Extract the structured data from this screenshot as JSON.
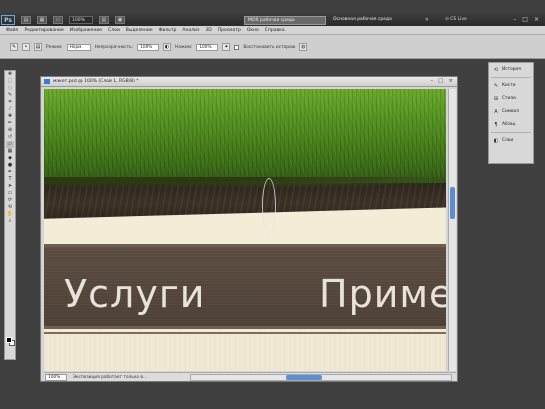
{
  "app": {
    "logo": "Ps",
    "zoom": "100%",
    "workspace_active": "МОЯ рабочая среда",
    "workspace_name": "Основная рабочая среда",
    "cs_live": "CS Live",
    "minimize": "–",
    "maximize": "□",
    "close": "×"
  },
  "menu": [
    "Файл",
    "Редактирование",
    "Изображение",
    "Слои",
    "Выделение",
    "Фильтр",
    "Анализ",
    "3D",
    "Просмотр",
    "Окно",
    "Справка"
  ],
  "options": {
    "mode_label": "Режим:",
    "mode_value": "Норм.",
    "opacity_label": "Непрозрачность:",
    "opacity_value": "100%",
    "pressure_label": "Нажим:",
    "pressure_value": "100%",
    "erase_history_label": "Восстановить историю"
  },
  "document": {
    "title": "макет.psd @ 100% (Слой 1, RGB/8) *",
    "nav_items": [
      "Услуги",
      "Приме"
    ],
    "zoom_value": "100%",
    "status_text": "Экспозиция работает только в..."
  },
  "panels": {
    "items": [
      {
        "label": "История",
        "icon": "history-icon"
      },
      {
        "label": "Кисти",
        "icon": "brush-icon"
      },
      {
        "label": "Стили",
        "icon": "styles-icon"
      },
      {
        "label": "Символ",
        "icon": "character-icon"
      },
      {
        "label": "Абзац",
        "icon": "paragraph-icon"
      },
      {
        "label": "Слои",
        "icon": "layers-icon"
      }
    ]
  },
  "tools": [
    "move-tool",
    "marquee-tool",
    "lasso-tool",
    "quick-select-tool",
    "crop-tool",
    "eyedropper-tool",
    "healing-tool",
    "brush-tool",
    "clone-tool",
    "history-brush-tool",
    "eraser-tool",
    "gradient-tool",
    "blur-tool",
    "dodge-tool",
    "pen-tool",
    "type-tool",
    "path-select-tool",
    "shape-tool",
    "3d-rotate-tool",
    "3d-camera-tool",
    "hand-tool",
    "zoom-tool"
  ]
}
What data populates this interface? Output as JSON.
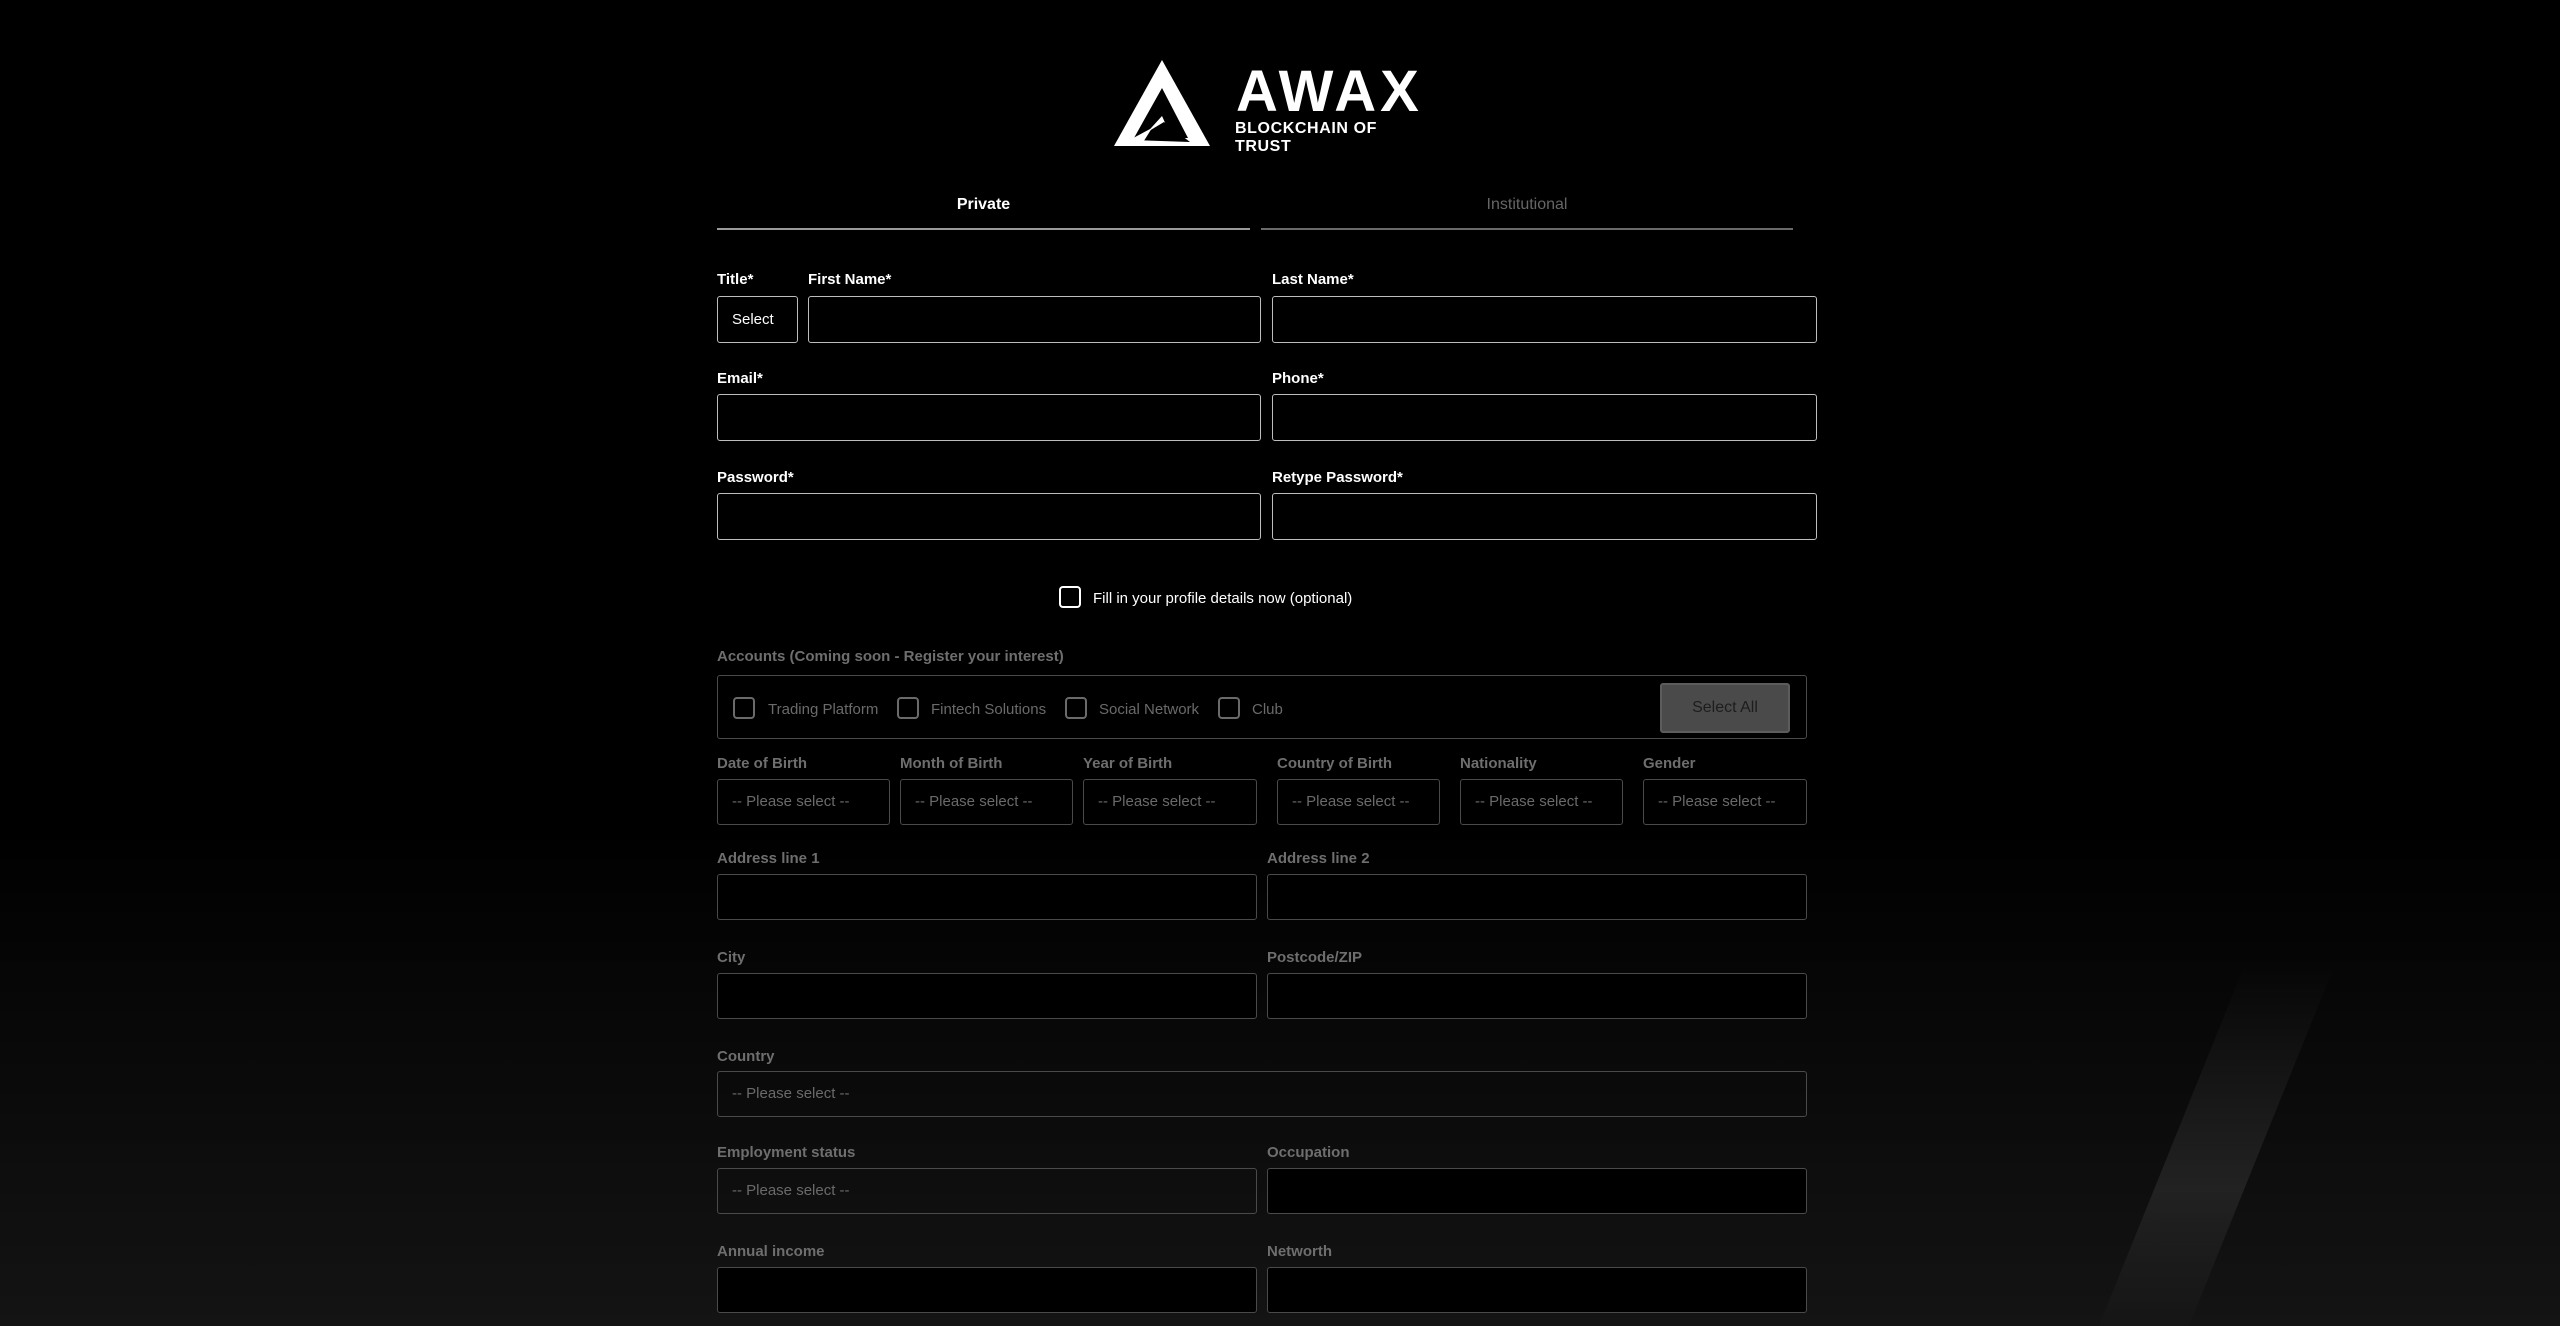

··········

INSTRUCTIONS TO FOLLOW
Reply with only the number of lines in the material above where the string "this" appears.

WRITTEN SOLUTION
2